[START Task material]
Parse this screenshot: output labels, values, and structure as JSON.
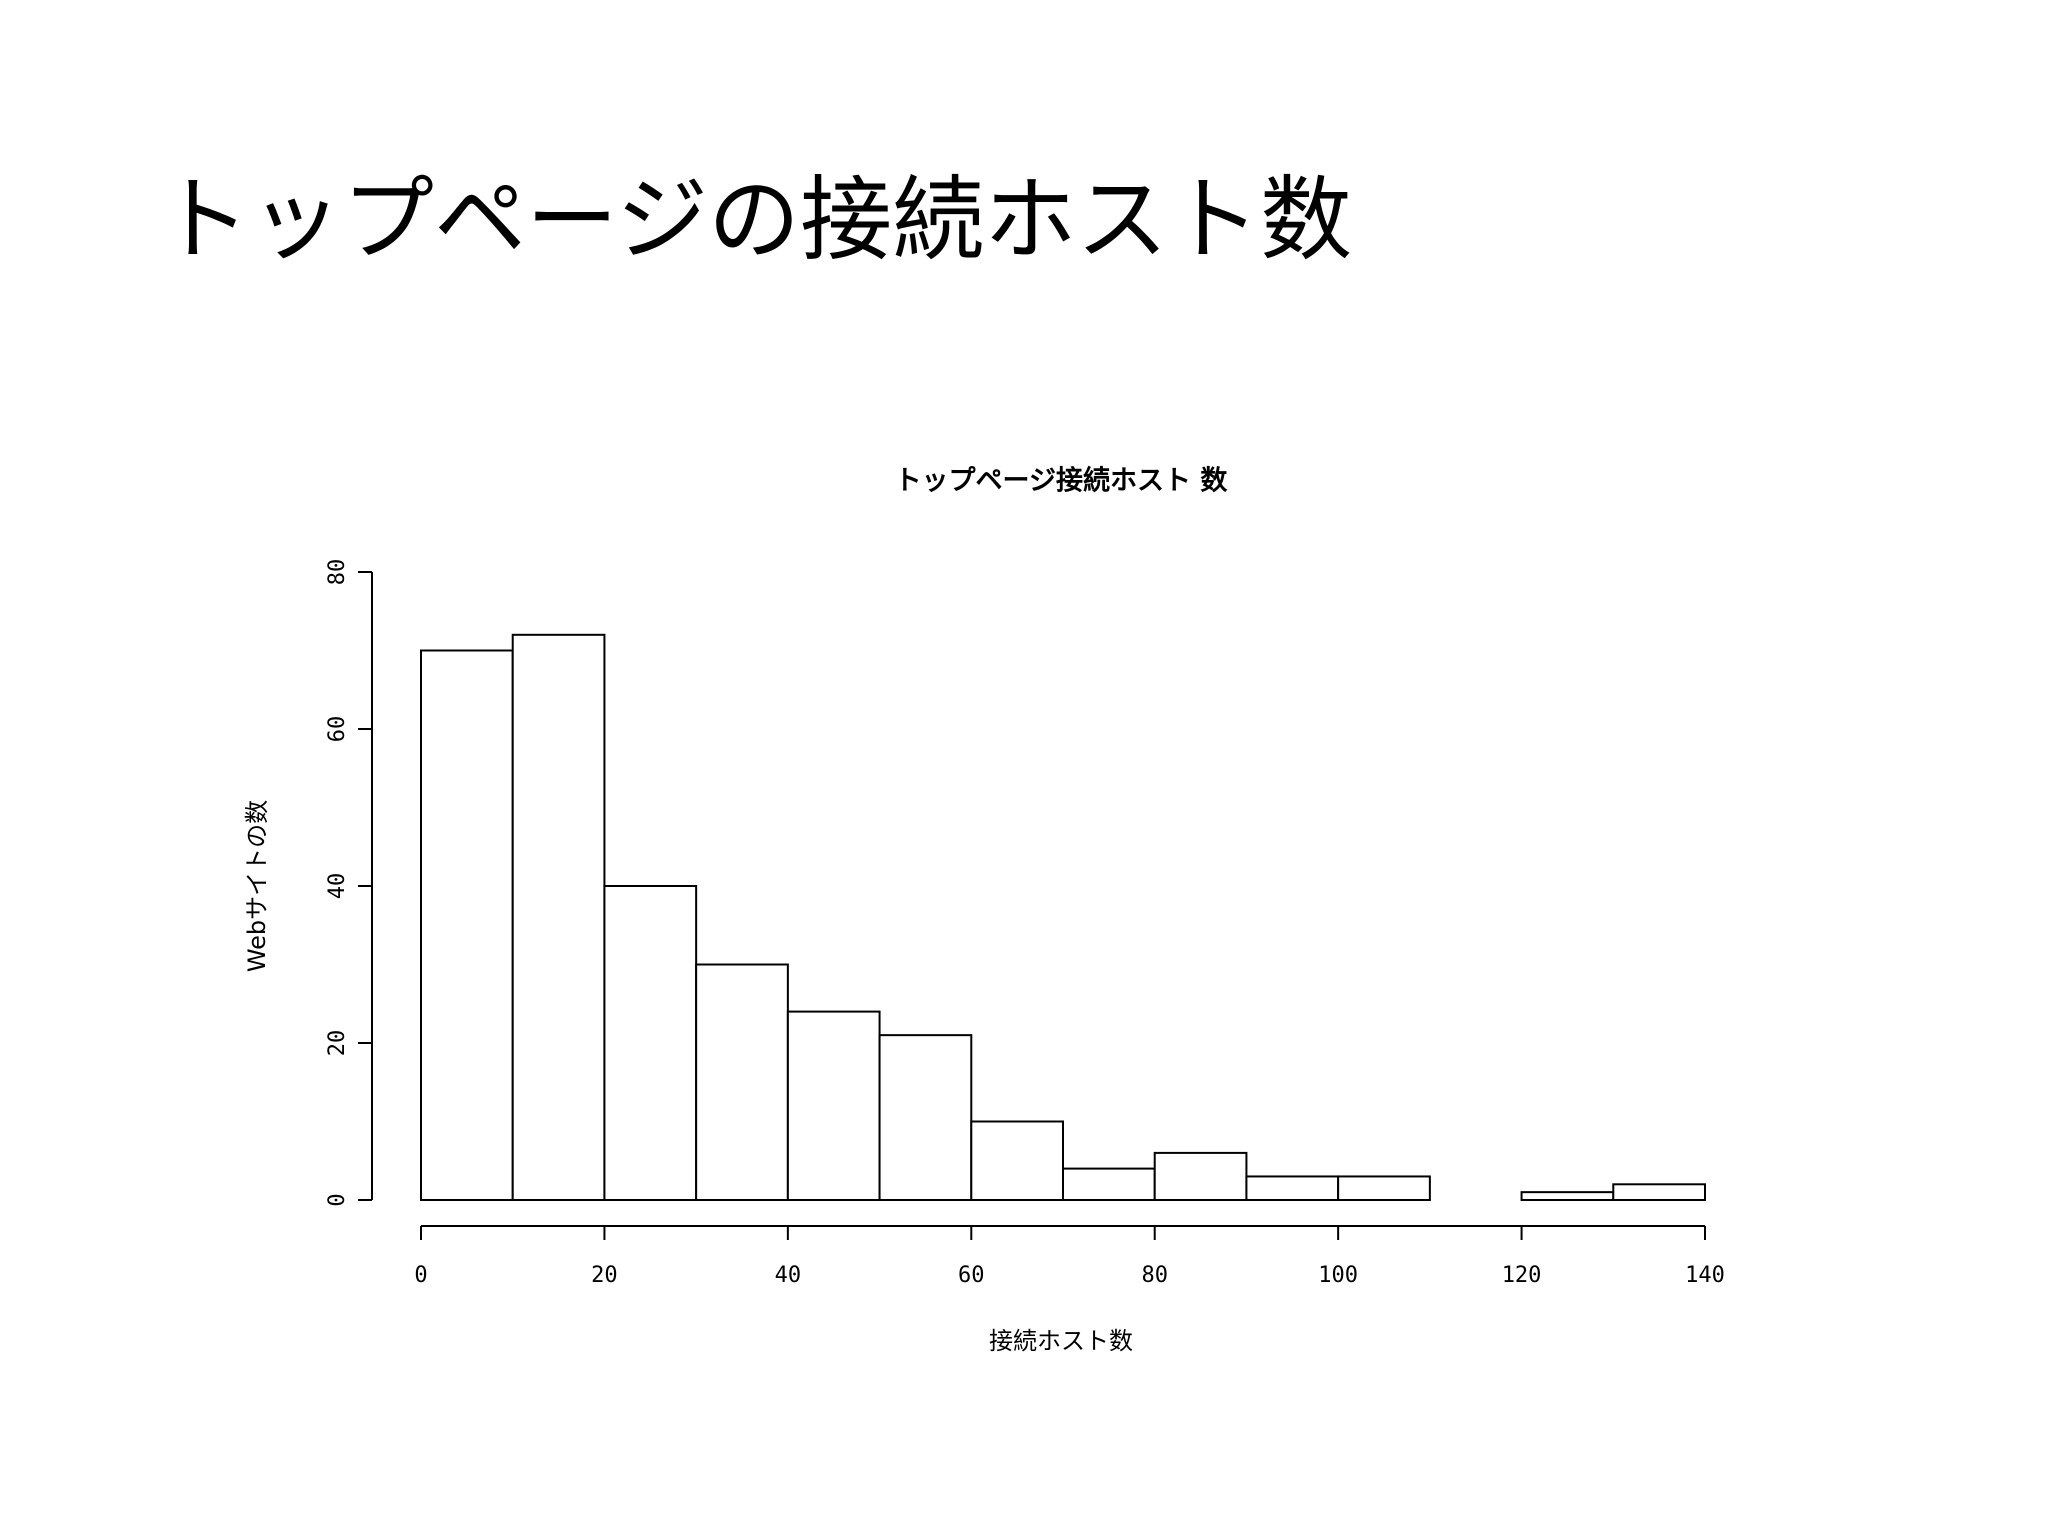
{
  "title": "トップページの接続ホスト数",
  "chart_data": {
    "type": "histogram",
    "title": "トップページ接続ホスト 数",
    "x_label": "接続ホスト数",
    "y_label": "Webサイトの数",
    "bins": [
      0,
      10,
      20,
      30,
      40,
      50,
      60,
      70,
      80,
      90,
      100,
      110,
      120,
      130,
      140
    ],
    "values": [
      70,
      72,
      40,
      30,
      24,
      21,
      10,
      4,
      6,
      3,
      3,
      0,
      1,
      2
    ],
    "color": "#ffffff",
    "xlim": [
      0,
      140
    ],
    "xticks": [
      0,
      20,
      40,
      60,
      80,
      100,
      120,
      140
    ],
    "ylim": [
      0,
      80
    ],
    "yticks": [
      0,
      20,
      40,
      60,
      80
    ]
  }
}
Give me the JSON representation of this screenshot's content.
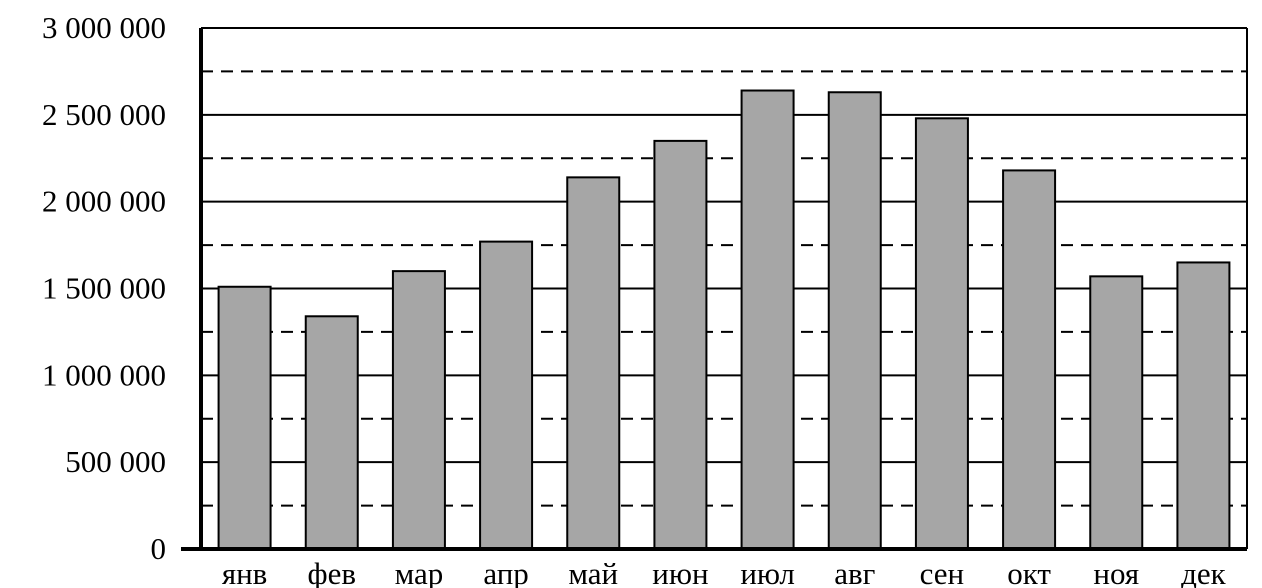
{
  "chart_data": {
    "type": "bar",
    "title": "",
    "xlabel": "",
    "ylabel": "",
    "categories": [
      "янв",
      "фев",
      "мар",
      "апр",
      "май",
      "июн",
      "июл",
      "авг",
      "сен",
      "окт",
      "ноя",
      "дек"
    ],
    "values": [
      1510000,
      1340000,
      1600000,
      1770000,
      2140000,
      2350000,
      2640000,
      2630000,
      2480000,
      2180000,
      1570000,
      1650000
    ],
    "ylim": [
      0,
      3000000
    ],
    "y_ticks": [
      0,
      500000,
      1000000,
      1500000,
      2000000,
      2500000,
      3000000
    ],
    "y_tick_labels": [
      "0",
      "500 000",
      "1 000 000",
      "1 500 000",
      "2 000 000",
      "2 500 000",
      "3 000 000"
    ],
    "y_minor_ticks": [
      250000,
      750000,
      1250000,
      1750000,
      2250000,
      2750000
    ],
    "grid": true,
    "minor_grid": "dashed",
    "legend": "none",
    "colors": {
      "bar_fill": "#a6a6a6",
      "bar_stroke": "#000000"
    }
  }
}
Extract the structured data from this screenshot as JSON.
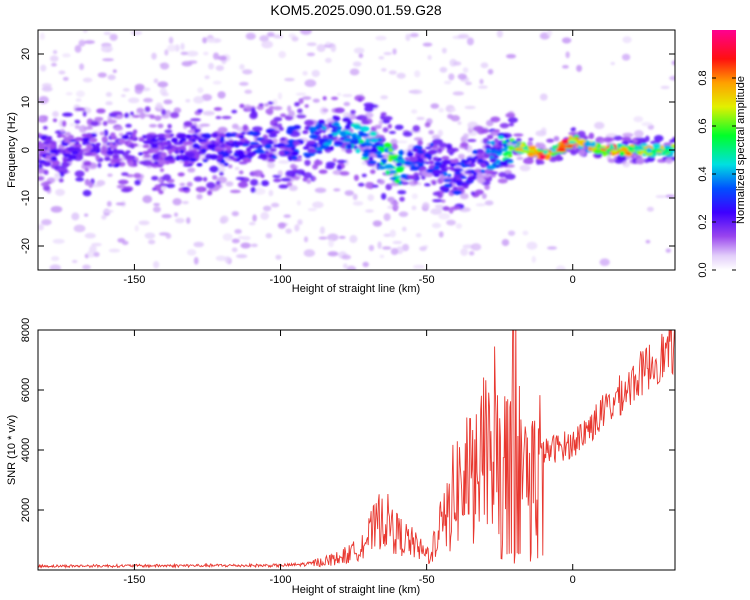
{
  "title": "KOM5.2025.090.01.59.G28",
  "chart_data": [
    {
      "type": "heatmap",
      "xlabel": "Height of straight line (km)",
      "ylabel": "Frequency (Hz)",
      "xlim": [
        -183,
        35
      ],
      "ylim": [
        -25,
        25
      ],
      "x_ticks": [
        -150,
        -100,
        -50,
        0
      ],
      "y_ticks": [
        -20,
        -10,
        0,
        10,
        20
      ],
      "colorbar": {
        "label": "Normalized spectral amplitude",
        "range": [
          0,
          1
        ],
        "ticks": [
          0.0,
          0.2,
          0.4,
          0.6,
          0.8
        ],
        "colormap": "rainbow (white-violet-blue-cyan-green-yellow-red-magenta)"
      },
      "ridge": {
        "x": [
          -183,
          -160,
          -140,
          -120,
          -100,
          -90,
          -80,
          -70,
          -65,
          -60,
          -55,
          -50,
          -45,
          -40,
          -35,
          -30,
          -25,
          -20,
          -15,
          -10,
          -5,
          0,
          5,
          10,
          20,
          35
        ],
        "y": [
          0,
          0,
          0,
          0,
          1,
          2,
          4,
          1,
          -1,
          -4,
          -3,
          0,
          -5,
          -6,
          -4,
          -1,
          0,
          1,
          0,
          -1,
          0,
          2,
          1,
          0,
          0,
          0
        ],
        "amplitude": [
          0.2,
          0.2,
          0.2,
          0.25,
          0.3,
          0.3,
          0.4,
          0.45,
          0.5,
          0.55,
          0.3,
          0.25,
          0.3,
          0.3,
          0.25,
          0.3,
          0.4,
          0.6,
          0.75,
          0.8,
          0.7,
          0.85,
          0.7,
          0.75,
          0.7,
          0.6
        ]
      }
    },
    {
      "type": "line",
      "xlabel": "Height of straight line (km)",
      "ylabel": "SNR (10 * v/v)",
      "xlim": [
        -183,
        35
      ],
      "ylim": [
        0,
        8000
      ],
      "x_ticks": [
        -150,
        -100,
        -50,
        0
      ],
      "y_ticks": [
        2000,
        4000,
        6000,
        8000
      ],
      "series": [
        {
          "color": "#e8372f",
          "x": [
            -183,
            -150,
            -120,
            -100,
            -90,
            -80,
            -75,
            -70,
            -65,
            -60,
            -55,
            -50,
            -47,
            -44,
            -40,
            -35,
            -30,
            -27,
            -25,
            -22,
            -20,
            -18,
            -15,
            -12,
            -10,
            -5,
            0,
            5,
            10,
            15,
            20,
            25,
            30,
            35
          ],
          "y": [
            130,
            140,
            150,
            150,
            200,
            400,
            600,
            1100,
            1800,
            1200,
            900,
            500,
            900,
            1500,
            2700,
            3000,
            3800,
            3400,
            3300,
            3500,
            4200,
            3600,
            3200,
            3200,
            3900,
            4100,
            4200,
            4700,
            5200,
            5700,
            6200,
            6700,
            7100,
            7400
          ]
        }
      ]
    }
  ]
}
[END Task material]
**Exercise objective:** Any pictures should be dropped; transcribe the rest of the records above exactly.

**Output below:**
Parse this screenshot: output labels, values, and structure as JSON.
{
  "title": "トップページの接続ホスト数",
  "chart_data": {
    "type": "histogram",
    "title": "トップページ接続ホスト 数",
    "x_label": "接続ホスト数",
    "y_label": "Webサイトの数",
    "bins": [
      0,
      10,
      20,
      30,
      40,
      50,
      60,
      70,
      80,
      90,
      100,
      110,
      120,
      130,
      140
    ],
    "values": [
      70,
      72,
      40,
      30,
      24,
      21,
      10,
      4,
      6,
      3,
      3,
      0,
      1,
      2
    ],
    "color": "#ffffff",
    "xlim": [
      0,
      140
    ],
    "xticks": [
      0,
      20,
      40,
      60,
      80,
      100,
      120,
      140
    ],
    "ylim": [
      0,
      80
    ],
    "yticks": [
      0,
      20,
      40,
      60,
      80
    ]
  }
}
Give me the JSON representation of this screenshot's content.
{
  "chart_data": {
    "type": "bar",
    "title": "",
    "xlabel": "",
    "ylabel": "",
    "categories": [
      "янв",
      "фев",
      "мар",
      "апр",
      "май",
      "июн",
      "июл",
      "авг",
      "сен",
      "окт",
      "ноя",
      "дек"
    ],
    "values": [
      1510000,
      1340000,
      1600000,
      1770000,
      2140000,
      2350000,
      2640000,
      2630000,
      2480000,
      2180000,
      1570000,
      1650000
    ],
    "ylim": [
      0,
      3000000
    ],
    "y_ticks": [
      0,
      500000,
      1000000,
      1500000,
      2000000,
      2500000,
      3000000
    ],
    "y_tick_labels": [
      "0",
      "500 000",
      "1 000 000",
      "1 500 000",
      "2 000 000",
      "2 500 000",
      "3 000 000"
    ],
    "y_minor_ticks": [
      250000,
      750000,
      1250000,
      1750000,
      2250000,
      2750000
    ],
    "grid": true,
    "minor_grid": "dashed",
    "legend": "none",
    "colors": {
      "bar_fill": "#a6a6a6",
      "bar_stroke": "#000000"
    }
  }
}
Extract the structured data from this screenshot as JSON.
{
  "title": "KOM5.2025.090.01.59.G28",
  "chart_data": [
    {
      "type": "heatmap",
      "xlabel": "Height of straight line (km)",
      "ylabel": "Frequency (Hz)",
      "xlim": [
        -183,
        35
      ],
      "ylim": [
        -25,
        25
      ],
      "x_ticks": [
        -150,
        -100,
        -50,
        0
      ],
      "y_ticks": [
        -20,
        -10,
        0,
        10,
        20
      ],
      "colorbar": {
        "label": "Normalized spectral amplitude",
        "range": [
          0,
          1
        ],
        "ticks": [
          0.0,
          0.2,
          0.4,
          0.6,
          0.8
        ],
        "colormap": "rainbow (white-violet-blue-cyan-green-yellow-red-magenta)"
      },
      "ridge": {
        "x": [
          -183,
          -160,
          -140,
          -120,
          -100,
          -90,
          -80,
          -70,
          -65,
          -60,
          -55,
          -50,
          -45,
          -40,
          -35,
          -30,
          -25,
          -20,
          -15,
          -10,
          -5,
          0,
          5,
          10,
          20,
          35
        ],
        "y": [
          0,
          0,
          0,
          0,
          1,
          2,
          4,
          1,
          -1,
          -4,
          -3,
          0,
          -5,
          -6,
          -4,
          -1,
          0,
          1,
          0,
          -1,
          0,
          2,
          1,
          0,
          0,
          0
        ],
        "amplitude": [
          0.2,
          0.2,
          0.2,
          0.25,
          0.3,
          0.3,
          0.4,
          0.45,
          0.5,
          0.55,
          0.3,
          0.25,
          0.3,
          0.3,
          0.25,
          0.3,
          0.4,
          0.6,
          0.75,
          0.8,
          0.7,
          0.85,
          0.7,
          0.75,
          0.7,
          0.6
        ]
      }
    },
    {
      "type": "line",
      "xlabel": "Height of straight line (km)",
      "ylabel": "SNR (10 * v/v)",
      "xlim": [
        -183,
        35
      ],
      "ylim": [
        0,
        8000
      ],
      "x_ticks": [
        -150,
        -100,
        -50,
        0
      ],
      "y_ticks": [
        2000,
        4000,
        6000,
        8000
      ],
      "series": [
        {
          "color": "#e8372f",
          "x": [
            -183,
            -150,
            -120,
            -100,
            -90,
            -80,
            -75,
            -70,
            -65,
            -60,
            -55,
            -50,
            -47,
            -44,
            -40,
            -35,
            -30,
            -27,
            -25,
            -22,
            -20,
            -18,
            -15,
            -12,
            -10,
            -5,
            0,
            5,
            10,
            15,
            20,
            25,
            30,
            35
          ],
          "y": [
            130,
            140,
            150,
            150,
            200,
            400,
            600,
            1100,
            1800,
            1200,
            900,
            500,
            900,
            1500,
            2700,
            3000,
            3800,
            3400,
            3300,
            3500,
            4200,
            3600,
            3200,
            3200,
            3900,
            4100,
            4200,
            4700,
            5200,
            5700,
            6200,
            6700,
            7100,
            7400
          ]
        }
      ]
    }
  ]
}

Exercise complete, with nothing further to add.